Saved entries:
◇ ◇ ◇ ◇ ◇ ◇ ◇

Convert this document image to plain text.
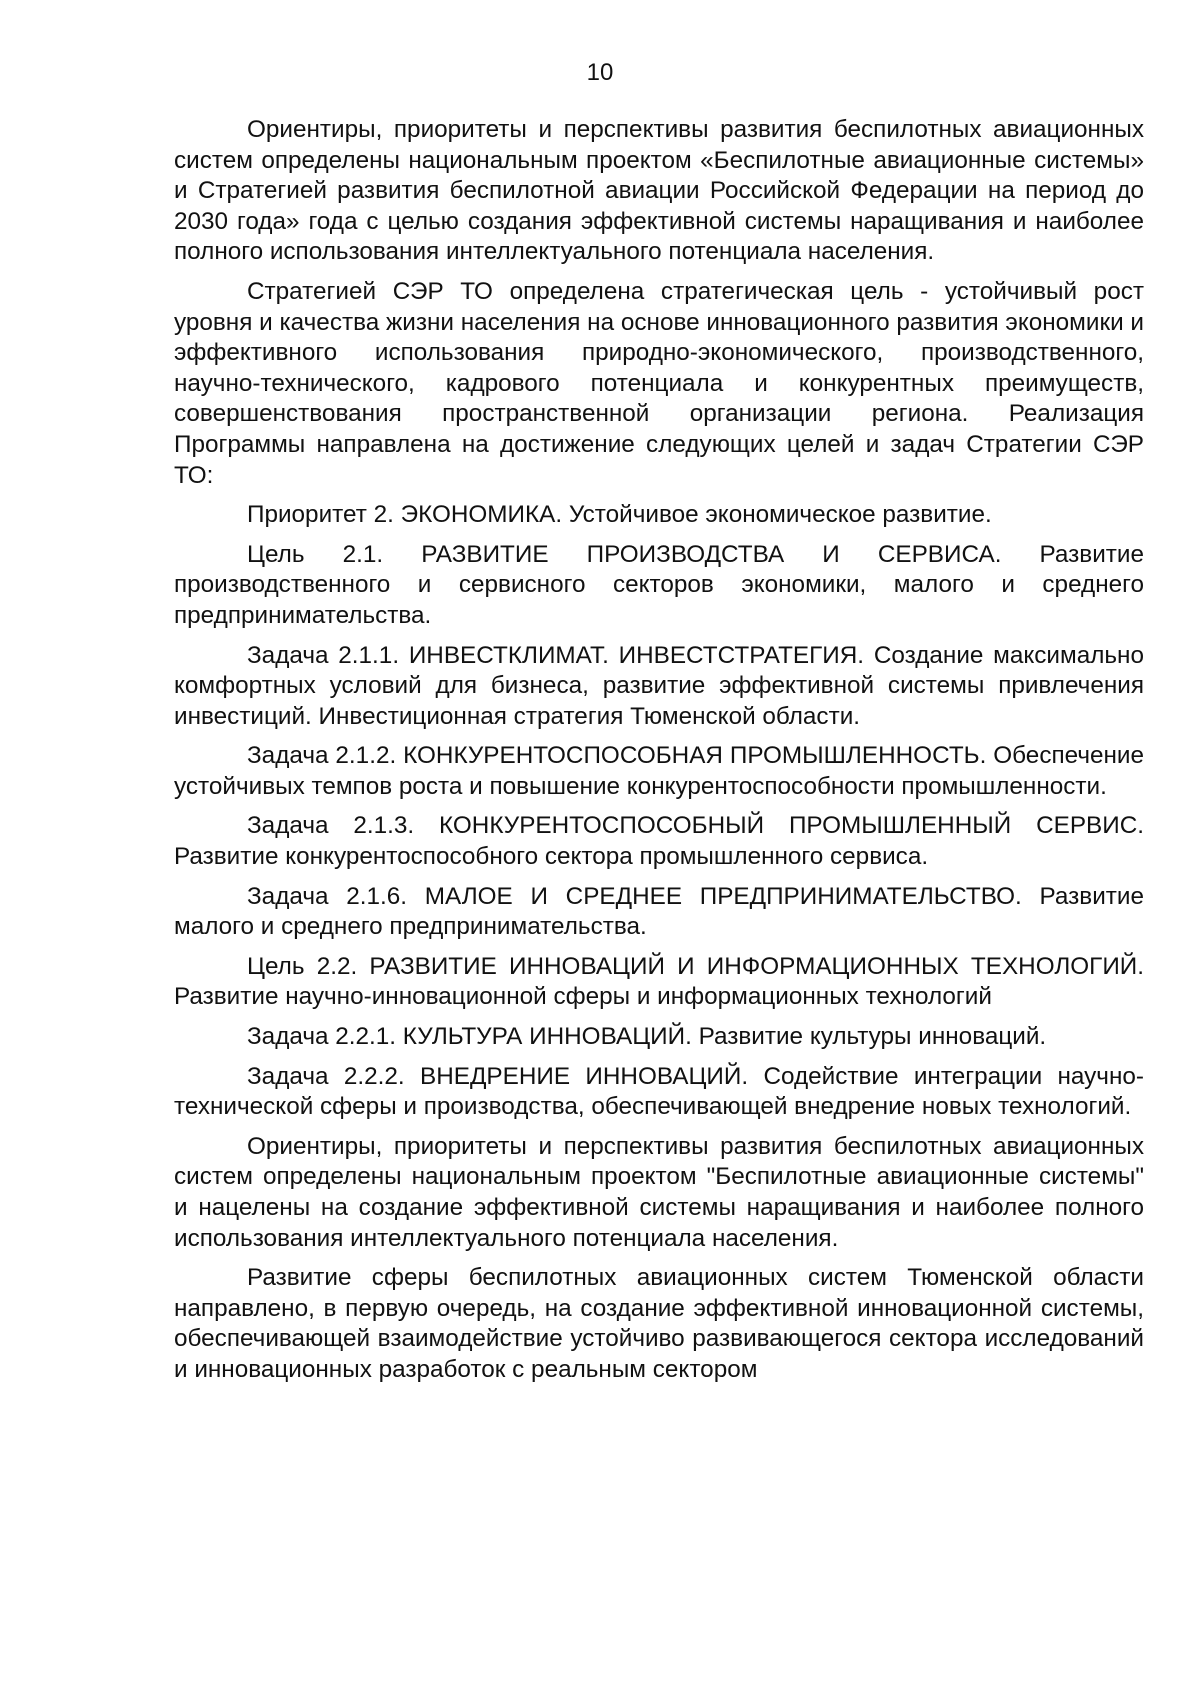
10

Ориентиры, приоритеты и перспективы развития беспилотных авиационных систем определены национальным проектом «Беспилотные авиационные системы» и Стратегией развития беспилотной авиации Российской Федерации на период до 2030 года» года с целью создания эффективной системы наращивания и наиболее полного использования интеллектуального потенциала населения.

Стратегией СЭР ТО определена стратегическая цель - устойчивый рост уровня и качества жизни населения на основе инновационного развития экономики и эффективного использования природно-экономического, производственного, научно-технического, кадрового потенциала и конкурентных преимуществ, совершенствования пространственной организации региона. Реализация Программы направлена на достижение следующих целей и задач Стратегии СЭР ТО:

Приоритет 2. ЭКОНОМИКА. Устойчивое экономическое развитие.

Цель 2.1. РАЗВИТИЕ ПРОИЗВОДСТВА И СЕРВИСА. Развитие производственного и сервисного секторов экономики, малого и среднего предпринимательства.

Задача 2.1.1. ИНВЕСТКЛИМАТ. ИНВЕСТСТРАТЕГИЯ. Создание максимально комфортных условий для бизнеса, развитие эффективной системы привлечения инвестиций. Инвестиционная стратегия Тюменской области.

Задача 2.1.2. КОНКУРЕНТОСПОСОБНАЯ ПРОМЫШЛЕННОСТЬ. Обеспечение устойчивых темпов роста и повышение конкурентоспособности промышленности.

Задача 2.1.3. КОНКУРЕНТОСПОСОБНЫЙ ПРОМЫШЛЕННЫЙ СЕРВИС. Развитие конкурентоспособного сектора промышленного сервиса.

Задача 2.1.6. МАЛОЕ И СРЕДНЕЕ ПРЕДПРИНИМАТЕЛЬСТВО. Развитие малого и среднего предпринимательства.

Цель 2.2. РАЗВИТИЕ ИННОВАЦИЙ И ИНФОРМАЦИОННЫХ ТЕХНОЛОГИЙ. Развитие научно-инновационной сферы и информационных технологий

Задача 2.2.1. КУЛЬТУРА ИННОВАЦИЙ. Развитие культуры инноваций.

Задача 2.2.2. ВНЕДРЕНИЕ ИННОВАЦИЙ. Содействие интеграции научно-технической сферы и производства, обеспечивающей внедрение новых технологий.

Ориентиры, приоритеты и перспективы развития беспилотных авиационных систем определены национальным проектом "Беспилотные авиационные системы" и нацелены на создание эффективной системы наращивания и наиболее полного использования интеллектуального потенциала населения.

Развитие сферы беспилотных авиационных систем Тюменской области направлено, в первую очередь, на создание эффективной инновационной системы, обеспечивающей взаимодействие устойчиво развивающегося сектора исследований и инновационных разработок с реальным сектором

◇ ◇ ◇ ◇ ◇ ◇ ◇

# [The request]
Pick out every line holding the string "среднего" and return it.

# [The solution]
Цель 2.1. РАЗВИТИЕ ПРОИЗВОДСТВА И СЕРВИСА. Развитие производственного и сервисного секторов экономики, малого и среднего предпринимательства.
Задача 2.1.6. МАЛОЕ И СРЕДНЕЕ ПРЕДПРИНИМАТЕЛЬСТВО. Развитие малого и среднего предпринимательства.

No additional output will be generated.